**DO THIS**.
The exercise asks you to copy every line below in which "Stocks" appears.

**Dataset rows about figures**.

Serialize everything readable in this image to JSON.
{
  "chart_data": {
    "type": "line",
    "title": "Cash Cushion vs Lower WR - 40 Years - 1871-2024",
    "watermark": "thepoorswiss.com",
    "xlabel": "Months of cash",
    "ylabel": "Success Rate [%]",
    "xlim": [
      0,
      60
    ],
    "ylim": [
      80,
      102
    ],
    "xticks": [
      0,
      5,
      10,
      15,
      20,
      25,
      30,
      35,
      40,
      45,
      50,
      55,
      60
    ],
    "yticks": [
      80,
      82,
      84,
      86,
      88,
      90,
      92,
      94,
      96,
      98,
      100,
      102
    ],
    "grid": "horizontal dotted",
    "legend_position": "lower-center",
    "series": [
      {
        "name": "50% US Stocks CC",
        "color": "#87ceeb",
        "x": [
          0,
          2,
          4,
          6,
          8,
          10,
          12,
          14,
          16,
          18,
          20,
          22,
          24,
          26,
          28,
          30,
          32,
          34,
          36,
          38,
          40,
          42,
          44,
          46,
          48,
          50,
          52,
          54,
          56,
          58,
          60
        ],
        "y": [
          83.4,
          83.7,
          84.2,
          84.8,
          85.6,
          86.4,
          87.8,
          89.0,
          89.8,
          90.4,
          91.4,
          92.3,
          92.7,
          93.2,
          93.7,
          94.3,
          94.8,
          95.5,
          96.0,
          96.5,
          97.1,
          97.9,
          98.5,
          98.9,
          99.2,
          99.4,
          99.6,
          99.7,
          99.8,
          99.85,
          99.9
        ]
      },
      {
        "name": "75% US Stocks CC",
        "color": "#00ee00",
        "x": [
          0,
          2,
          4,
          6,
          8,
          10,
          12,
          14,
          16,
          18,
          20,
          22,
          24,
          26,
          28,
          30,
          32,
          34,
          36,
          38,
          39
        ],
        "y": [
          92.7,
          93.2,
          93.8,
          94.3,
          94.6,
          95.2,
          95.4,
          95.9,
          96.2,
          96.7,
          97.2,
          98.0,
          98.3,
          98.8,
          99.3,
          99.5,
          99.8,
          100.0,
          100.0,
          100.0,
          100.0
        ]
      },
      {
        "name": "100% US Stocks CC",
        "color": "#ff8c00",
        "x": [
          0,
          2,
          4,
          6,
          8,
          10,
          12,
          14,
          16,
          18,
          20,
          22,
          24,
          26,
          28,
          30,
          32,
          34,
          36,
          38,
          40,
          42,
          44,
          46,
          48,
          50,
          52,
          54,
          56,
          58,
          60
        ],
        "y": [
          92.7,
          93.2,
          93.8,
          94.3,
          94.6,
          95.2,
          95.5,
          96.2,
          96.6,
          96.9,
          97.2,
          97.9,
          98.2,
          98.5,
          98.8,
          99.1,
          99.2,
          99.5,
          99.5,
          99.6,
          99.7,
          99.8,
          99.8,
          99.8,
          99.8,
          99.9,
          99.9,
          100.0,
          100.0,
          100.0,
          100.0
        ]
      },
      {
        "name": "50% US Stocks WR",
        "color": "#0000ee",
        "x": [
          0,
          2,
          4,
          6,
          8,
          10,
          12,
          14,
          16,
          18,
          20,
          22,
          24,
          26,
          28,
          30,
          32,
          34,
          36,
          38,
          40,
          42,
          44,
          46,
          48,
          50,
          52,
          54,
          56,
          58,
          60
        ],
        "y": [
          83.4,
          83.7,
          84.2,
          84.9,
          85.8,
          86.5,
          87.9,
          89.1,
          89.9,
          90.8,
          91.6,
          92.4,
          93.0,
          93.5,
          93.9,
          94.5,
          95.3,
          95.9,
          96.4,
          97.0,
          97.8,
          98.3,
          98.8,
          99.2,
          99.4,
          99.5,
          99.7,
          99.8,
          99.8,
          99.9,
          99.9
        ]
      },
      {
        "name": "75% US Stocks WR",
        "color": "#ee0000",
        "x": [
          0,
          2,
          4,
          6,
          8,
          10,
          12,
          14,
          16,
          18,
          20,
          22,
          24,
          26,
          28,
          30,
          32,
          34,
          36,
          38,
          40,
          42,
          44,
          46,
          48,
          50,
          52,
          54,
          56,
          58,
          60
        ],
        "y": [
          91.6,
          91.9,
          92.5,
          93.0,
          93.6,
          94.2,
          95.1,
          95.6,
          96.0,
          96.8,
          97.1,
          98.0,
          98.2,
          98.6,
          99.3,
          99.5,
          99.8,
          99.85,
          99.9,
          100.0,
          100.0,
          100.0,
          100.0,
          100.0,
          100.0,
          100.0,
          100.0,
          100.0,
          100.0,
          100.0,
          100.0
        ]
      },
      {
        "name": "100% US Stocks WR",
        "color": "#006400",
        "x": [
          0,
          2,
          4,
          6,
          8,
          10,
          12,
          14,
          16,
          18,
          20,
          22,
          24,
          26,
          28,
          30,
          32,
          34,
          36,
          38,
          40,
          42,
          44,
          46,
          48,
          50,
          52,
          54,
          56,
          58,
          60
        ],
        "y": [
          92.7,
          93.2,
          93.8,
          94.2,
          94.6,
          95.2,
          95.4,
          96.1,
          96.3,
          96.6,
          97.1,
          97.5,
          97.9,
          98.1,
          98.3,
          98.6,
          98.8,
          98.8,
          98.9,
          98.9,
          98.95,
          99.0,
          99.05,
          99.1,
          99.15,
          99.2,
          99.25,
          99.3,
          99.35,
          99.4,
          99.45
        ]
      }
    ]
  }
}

**ANSWER FOR THE TASK**.
        "name": "50% US Stocks CC",
        "name": "75% US Stocks CC",
        "name": "100% US Stocks CC",
        "name": "50% US Stocks WR",
        "name": "75% US Stocks WR",
        "name": "100% US Stocks WR",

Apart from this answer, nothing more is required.